§ Directions for this task:
Reproduce only the lines that begin at the line with "Type out the text in this image." and run to the end of the entries; omit every picture.

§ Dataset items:
++++++++
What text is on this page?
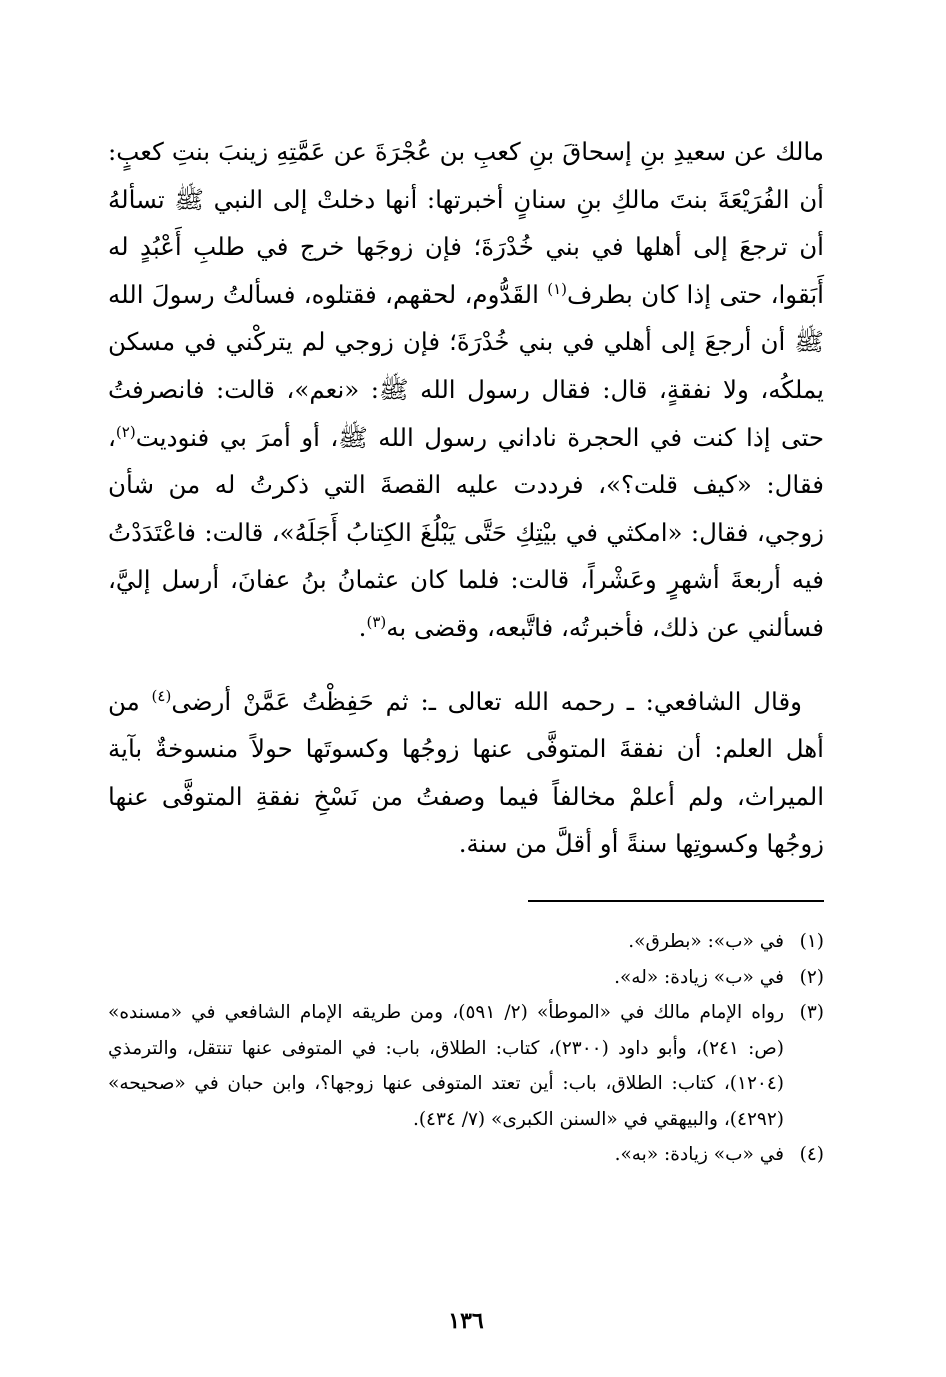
مالك عن سعيدِ بنِ إسحاقَ بنِ كعبِ بن عُجْرَةَ عن عَمَّتِهِ زينبَ بنتِ كعبٍ: أن الفُرَيْعَةَ بنتَ مالكِ بنِ سنانٍ أخبرتها: أنها دخلتْ إلى النبي ﷺ تسألهُ أن ترجعَ إلى أهلها في بني خُدْرَةَ؛ فإن زوجَها خرج في طلبِ أَعْبُدٍ له أَبَقوا، حتى إذا كان بطرف$^{(١)}$ القَدُّوم، لحقهم، فقتلوه، فسألتُ رسولَ الله ﷺ أن أرجعَ إلى أهلي في بني خُدْرَةَ؛ فإن زوجي لم يتركْني في مسكن يملكُه، ولا نفقةٍ، قال: فقال رسول الله ﷺ: «نعم»، قالت: فانصرفتُ حتى إذا كنت في الحجرة ناداني رسول الله ﷺ، أو أمرَ بي فنوديت$^{(٢)}$، فقال: «كيف قلت؟»، فرددت عليه القصةَ التي ذكرتُ له من شأن زوجي، فقال: «امكثي في بيْتِكِ حَتَّى يَبْلُغَ الكِتابُ أَجَلَهُ»، قالت: فاعْتَدَدْتُ فيه أربعةَ أشهرٍ وعَشْراً، قالت: فلما كان عثمانُ بنُ عفانَ، أرسل إليَّ، فسألني عن ذلك، فأخبرتُه، فاتَّبعه، وقضى به$^{(٣)}$.

وقال الشافعي: ـ رحمه الله تعالى ـ: ثم حَفِظْتُ عَمَّنْ أرضى$^{(٤)}$ من أهل العلم: أن نفقةَ المتوفَّى عنها زوجُها وكسوتَها حولاً منسوخةٌ بآية الميراث، ولم أعلمْ مخالفاً فيما وصفتُ من نَسْخِ نفقةِ المتوفَّى عنها زوجُها وكسوتِها سنةً أو أقلَّ من سنة.

(١)
في «ب»: «بطرق».
(٢)
في «ب» زيادة: «له».
(٣)
رواه الإمام مالك في «الموطأ» (٢/ ٥٩١)، ومن طريقه الإمام الشافعي في «مسنده» (ص: ٢٤١)، وأبو داود (٢٣٠٠)، كتاب: الطلاق، باب: في المتوفى عنها تنتقل، والترمذي (١٢٠٤)، كتاب: الطلاق، باب: أين تعتد المتوفى عنها زوجها؟، وابن حبان في «صحيحه» (٤٢٩٢)، والبيهقي في «السنن الكبرى» (٧/ ٤٣٤).
(٤)
في «ب» زيادة: «به».
١٣٦
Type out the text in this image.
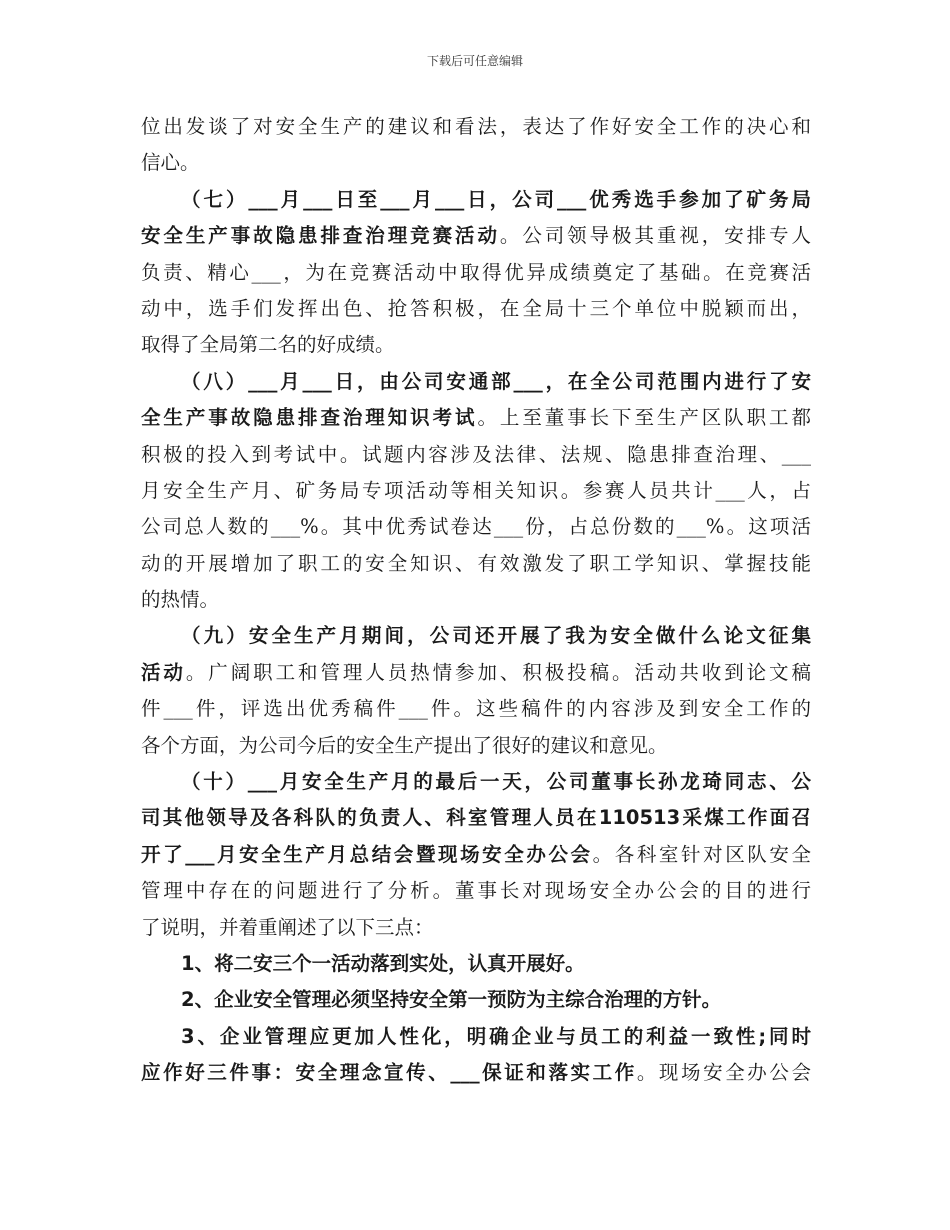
下载后可任意编辑
位出发谈了对安全生产的建议和看法，表达了作好安全工作的决心和
信心。
（七）___月___日至___月___日，公司___优秀选手参加了矿务局
安全生产事故隐患排查治理竞赛活动。公司领导极其重视，安排专人
负责、精心___，为在竞赛活动中取得优异成绩奠定了基础。在竞赛活
动中，选手们发挥出色、抢答积极，在全局十三个单位中脱颖而出，
取得了全局第二名的好成绩。
（八）___月___日，由公司安通部___，在全公司范围内进行了安
全生产事故隐患排查治理知识考试。上至董事长下至生产区队职工都
积极的投入到考试中。试题内容涉及法律、法规、隐患排查治理、___
月安全生产月、矿务局专项活动等相关知识。参赛人员共计___人，占
公司总人数的___%。其中优秀试卷达___份，占总份数的___%。这项活
动的开展增加了职工的安全知识、有效激发了职工学知识、掌握技能
的热情。
（九）安全生产月期间，公司还开展了我为安全做什么论文征集
活动。广阔职工和管理人员热情参加、积极投稿。活动共收到论文稿
件___件，评选出优秀稿件___件。这些稿件的内容涉及到安全工作的
各个方面，为公司今后的安全生产提出了很好的建议和意见。
（十）___月安全生产月的最后一天，公司董事长孙龙琦同志、公
司其他领导及各科队的负责人、科室管理人员在110513采煤工作面召
开了___月安全生产月总结会暨现场安全办公会。各科室针对区队安全
管理中存在的问题进行了分析。董事长对现场安全办公会的目的进行
了说明，并着重阐述了以下三点：
1、将二安三个一活动落到实处，认真开展好。
2、企业安全管理必须坚持安全第一预防为主综合治理的方针。
3、企业管理应更加人性化，明确企业与员工的利益一致性;同时
应作好三件事：安全理念宣传、___保证和落实工作。现场安全办公会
++++++++
§ Exercise result:
Type out the text in this image.
下载后可任意编辑
位出发谈了对安全生产的建议和看法，表达了作好安全工作的决心和
信心。
（七）___月___日至___月___日，公司___优秀选手参加了矿务局
安全生产事故隐患排查治理竞赛活动。公司领导极其重视，安排专人
负责、精心___，为在竞赛活动中取得优异成绩奠定了基础。在竞赛活
动中，选手们发挥出色、抢答积极，在全局十三个单位中脱颖而出，
取得了全局第二名的好成绩。
（八）___月___日，由公司安通部___，在全公司范围内进行了安
全生产事故隐患排查治理知识考试。上至董事长下至生产区队职工都
积极的投入到考试中。试题内容涉及法律、法规、隐患排查治理、___
月安全生产月、矿务局专项活动等相关知识。参赛人员共计___人，占
公司总人数的___%。其中优秀试卷达___份，占总份数的___%。这项活
动的开展增加了职工的安全知识、有效激发了职工学知识、掌握技能
的热情。
（九）安全生产月期间，公司还开展了我为安全做什么论文征集
活动。广阔职工和管理人员热情参加、积极投稿。活动共收到论文稿
件___件，评选出优秀稿件___件。这些稿件的内容涉及到安全工作的
各个方面，为公司今后的安全生产提出了很好的建议和意见。
（十）___月安全生产月的最后一天，公司董事长孙龙琦同志、公
司其他领导及各科队的负责人、科室管理人员在110513采煤工作面召
开了___月安全生产月总结会暨现场安全办公会。各科室针对区队安全
管理中存在的问题进行了分析。董事长对现场安全办公会的目的进行
了说明，并着重阐述了以下三点：
1、将二安三个一活动落到实处，认真开展好。
2、企业安全管理必须坚持安全第一预防为主综合治理的方针。
3、企业管理应更加人性化，明确企业与员工的利益一致性;同时
应作好三件事：安全理念宣传、___保证和落实工作。现场安全办公会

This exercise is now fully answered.